[Collected data entries]
━━━━━━━━━━

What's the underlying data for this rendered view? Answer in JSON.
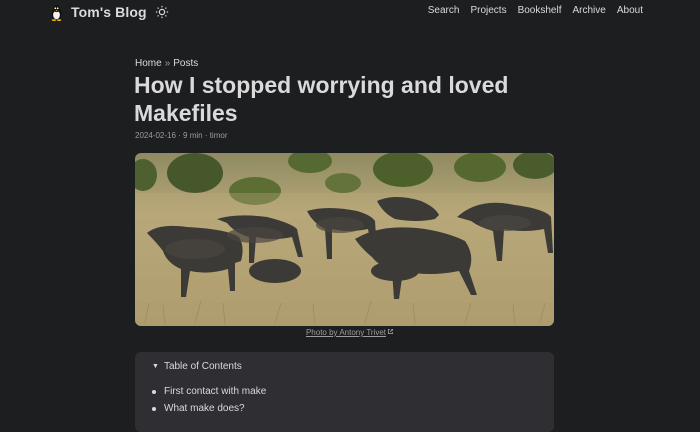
{
  "site": {
    "title": "Tom's Blog",
    "logo_icon": "penguin-icon",
    "theme_icon": "sun-icon"
  },
  "nav": {
    "items": [
      {
        "label": "Search"
      },
      {
        "label": "Projects"
      },
      {
        "label": "Bookshelf"
      },
      {
        "label": "Archive"
      },
      {
        "label": "About"
      }
    ]
  },
  "breadcrumbs": {
    "home": "Home",
    "separator": "»",
    "posts": "Posts"
  },
  "post": {
    "title": "How I stopped worrying and loved Makefiles",
    "meta": "2024-02-16 · 9 min · timor"
  },
  "cover": {
    "caption": "Photo by Antony Trivet",
    "caption_icon": "external-link-icon"
  },
  "toc": {
    "summary": "Table of Contents",
    "items": [
      {
        "label": "First contact with make"
      },
      {
        "label": "What make does?"
      }
    ]
  },
  "colors": {
    "background": "#1d1e20",
    "text": "#dadadb",
    "secondary": "#9b9c9d",
    "toc_background": "#2e2e33"
  }
}
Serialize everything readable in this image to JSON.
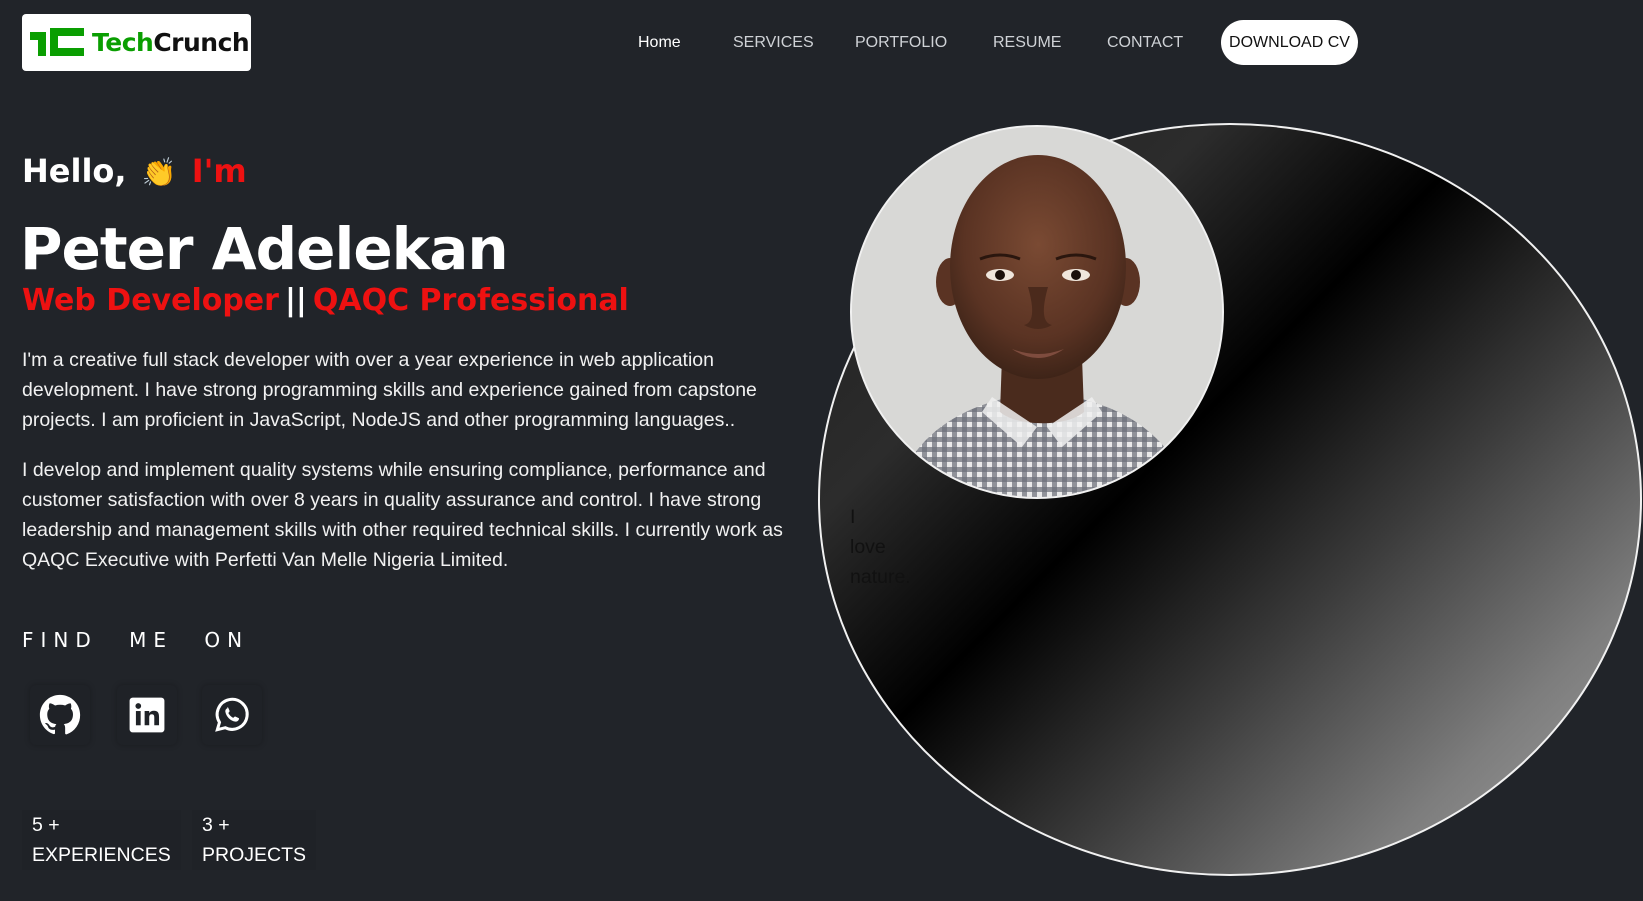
{
  "logo": {
    "part1": "Tech",
    "part2": "Crunch",
    "icon": "techcrunch-logo-icon",
    "icon_color": "#0a9e01"
  },
  "nav": {
    "items": [
      {
        "label": "Home",
        "active": true
      },
      {
        "label": "SERVICES"
      },
      {
        "label": "PORTFOLIO"
      },
      {
        "label": "RESUME"
      },
      {
        "label": "CONTACT"
      }
    ],
    "cv_button": "DOWNLOAD CV"
  },
  "hero": {
    "greeting": "Hello,",
    "wave_emoji": "👏",
    "im": "I'm",
    "name": "Peter Adelekan",
    "role1": "Web Developer",
    "separator": "||",
    "role2": "QAQC Professional",
    "para1": "I'm a creative full stack developer with over a year experience in web application development. I have strong programming skills and experience gained from capstone projects. I am proficient in JavaScript, NodeJS and other programming languages..",
    "para2": "I develop and implement quality systems while ensuring compliance, performance and customer satisfaction with over 8 years in quality assurance and control. I have strong leadership and management skills with other required technical skills. I currently work as QAQC Executive with Perfetti Van Melle Nigeria Limited."
  },
  "find_me": "FIND ME ON",
  "socials": [
    {
      "icon": "github-icon"
    },
    {
      "icon": "linkedin-icon"
    },
    {
      "icon": "whatsapp-icon"
    }
  ],
  "stats": [
    {
      "value": "5 +",
      "label": "EXPERIENCES"
    },
    {
      "value": "3 +",
      "label": "PROJECTS"
    }
  ],
  "visual": {
    "caption_line1": "I",
    "caption_line2": "love",
    "caption_line3": "nature."
  },
  "colors": {
    "background": "#212429",
    "accent": "#ee1111",
    "text": "#ffffff"
  }
}
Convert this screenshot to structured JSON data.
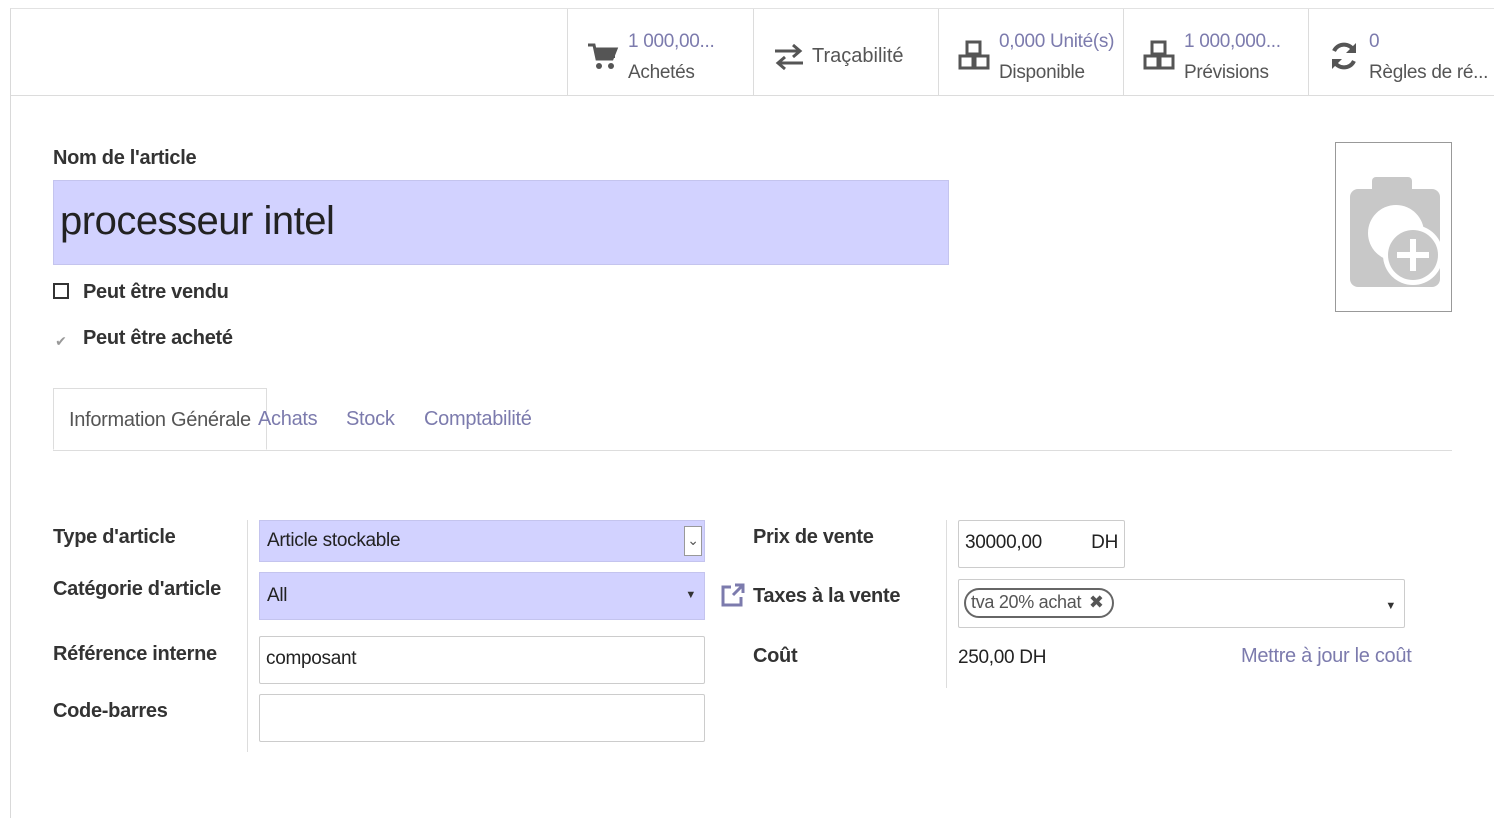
{
  "smart_buttons": {
    "purchased": {
      "value": "1 000,00...",
      "label": "Achetés",
      "icon": "cart-icon"
    },
    "traceability": {
      "label": "Traçabilité",
      "icon": "exchange-arrows-icon"
    },
    "available": {
      "value": "0,000 Unité(s)",
      "label": "Disponible",
      "icon": "cubes-icon"
    },
    "forecast": {
      "value": "1 000,000...",
      "label": "Prévisions",
      "icon": "cubes-icon"
    },
    "reorder_rules": {
      "value": "0",
      "label": "Règles de ré...",
      "icon": "refresh-icon"
    }
  },
  "form": {
    "name_label": "Nom de l'article",
    "name_value": "processeur intel",
    "can_be_sold_label": "Peut être vendu",
    "can_be_sold": false,
    "can_be_purchased_label": "Peut être acheté",
    "can_be_purchased": true
  },
  "tabs": [
    {
      "label": "Information Générale",
      "active": true
    },
    {
      "label": "Achats",
      "active": false
    },
    {
      "label": "Stock",
      "active": false
    },
    {
      "label": "Comptabilité",
      "active": false
    }
  ],
  "general": {
    "type_label": "Type d'article",
    "type_value": "Article stockable",
    "category_label": "Catégorie d'article",
    "category_value": "All",
    "internal_ref_label": "Référence interne",
    "internal_ref_value": "composant",
    "barcode_label": "Code-barres",
    "barcode_value": "",
    "sale_price_label": "Prix de vente",
    "sale_price_value": "30000,00",
    "currency": "DH",
    "sale_taxes_label": "Taxes à la vente",
    "sale_tax_tag": "tva 20% achat",
    "cost_label": "Coût",
    "cost_value": "250,00 DH",
    "update_cost_link": "Mettre à jour le coût"
  },
  "colors": {
    "accent": "#7c7bad",
    "required_field": "#d2d2ff"
  }
}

━━━━━━━━━━

Retype the whole listing, keeping every line identical and omitting all pictures.

• Result of this exercise
What's the underlying data for this rendered view? Answer in JSON.
{
  "site": {
    "title": "Tom's Blog",
    "logo_icon": "penguin-icon",
    "theme_icon": "sun-icon"
  },
  "nav": {
    "items": [
      {
        "label": "Search"
      },
      {
        "label": "Projects"
      },
      {
        "label": "Bookshelf"
      },
      {
        "label": "Archive"
      },
      {
        "label": "About"
      }
    ]
  },
  "breadcrumbs": {
    "home": "Home",
    "separator": "»",
    "posts": "Posts"
  },
  "post": {
    "title": "How I stopped worrying and loved Makefiles",
    "meta": "2024-02-16 · 9 min · timor"
  },
  "cover": {
    "caption": "Photo by Antony Trivet",
    "caption_icon": "external-link-icon"
  },
  "toc": {
    "summary": "Table of Contents",
    "items": [
      {
        "label": "First contact with make"
      },
      {
        "label": "What make does?"
      }
    ]
  },
  "colors": {
    "background": "#1d1e20",
    "text": "#dadadb",
    "secondary": "#9b9c9d",
    "toc_background": "#2e2e33"
  }
}
Serialize everything readable in this image to JSON.
{
  "logo": {
    "part1": "Tech",
    "part2": "Crunch",
    "icon": "techcrunch-logo-icon",
    "icon_color": "#0a9e01"
  },
  "nav": {
    "items": [
      {
        "label": "Home",
        "active": true
      },
      {
        "label": "SERVICES"
      },
      {
        "label": "PORTFOLIO"
      },
      {
        "label": "RESUME"
      },
      {
        "label": "CONTACT"
      }
    ],
    "cv_button": "DOWNLOAD CV"
  },
  "hero": {
    "greeting": "Hello,",
    "wave_emoji": "👏",
    "im": "I'm",
    "name": "Peter Adelekan",
    "role1": "Web Developer",
    "separator": "||",
    "role2": "QAQC Professional",
    "para1": "I'm a creative full stack developer with over a year experience in web application development. I have strong programming skills and experience gained from capstone projects. I am proficient in JavaScript, NodeJS and other programming languages..",
    "para2": "I develop and implement quality systems while ensuring compliance, performance and customer satisfaction with over 8 years in quality assurance and control. I have strong leadership and management skills with other required technical skills. I currently work as QAQC Executive with Perfetti Van Melle Nigeria Limited."
  },
  "find_me": "FIND ME ON",
  "socials": [
    {
      "icon": "github-icon"
    },
    {
      "icon": "linkedin-icon"
    },
    {
      "icon": "whatsapp-icon"
    }
  ],
  "stats": [
    {
      "value": "5 +",
      "label": "EXPERIENCES"
    },
    {
      "value": "3 +",
      "label": "PROJECTS"
    }
  ],
  "visual": {
    "caption_line1": "I",
    "caption_line2": "love",
    "caption_line3": "nature."
  },
  "colors": {
    "background": "#212429",
    "accent": "#ee1111",
    "text": "#ffffff"
  }
}
Convert this screenshot to structured JSON data.
{
  "smart_buttons": {
    "purchased": {
      "value": "1 000,00...",
      "label": "Achetés",
      "icon": "cart-icon"
    },
    "traceability": {
      "label": "Traçabilité",
      "icon": "exchange-arrows-icon"
    },
    "available": {
      "value": "0,000 Unité(s)",
      "label": "Disponible",
      "icon": "cubes-icon"
    },
    "forecast": {
      "value": "1 000,000...",
      "label": "Prévisions",
      "icon": "cubes-icon"
    },
    "reorder_rules": {
      "value": "0",
      "label": "Règles de ré...",
      "icon": "refresh-icon"
    }
  },
  "form": {
    "name_label": "Nom de l'article",
    "name_value": "processeur intel",
    "can_be_sold_label": "Peut être vendu",
    "can_be_sold": false,
    "can_be_purchased_label": "Peut être acheté",
    "can_be_purchased": true
  },
  "tabs": [
    {
      "label": "Information Générale",
      "active": true
    },
    {
      "label": "Achats",
      "active": false
    },
    {
      "label": "Stock",
      "active": false
    },
    {
      "label": "Comptabilité",
      "active": false
    }
  ],
  "general": {
    "type_label": "Type d'article",
    "type_value": "Article stockable",
    "category_label": "Catégorie d'article",
    "category_value": "All",
    "internal_ref_label": "Référence interne",
    "internal_ref_value": "composant",
    "barcode_label": "Code-barres",
    "barcode_value": "",
    "sale_price_label": "Prix de vente",
    "sale_price_value": "30000,00",
    "currency": "DH",
    "sale_taxes_label": "Taxes à la vente",
    "sale_tax_tag": "tva 20% achat",
    "cost_label": "Coût",
    "cost_value": "250,00 DH",
    "update_cost_link": "Mettre à jour le coût"
  },
  "colors": {
    "accent": "#7c7bad",
    "required_field": "#d2d2ff"
  }
}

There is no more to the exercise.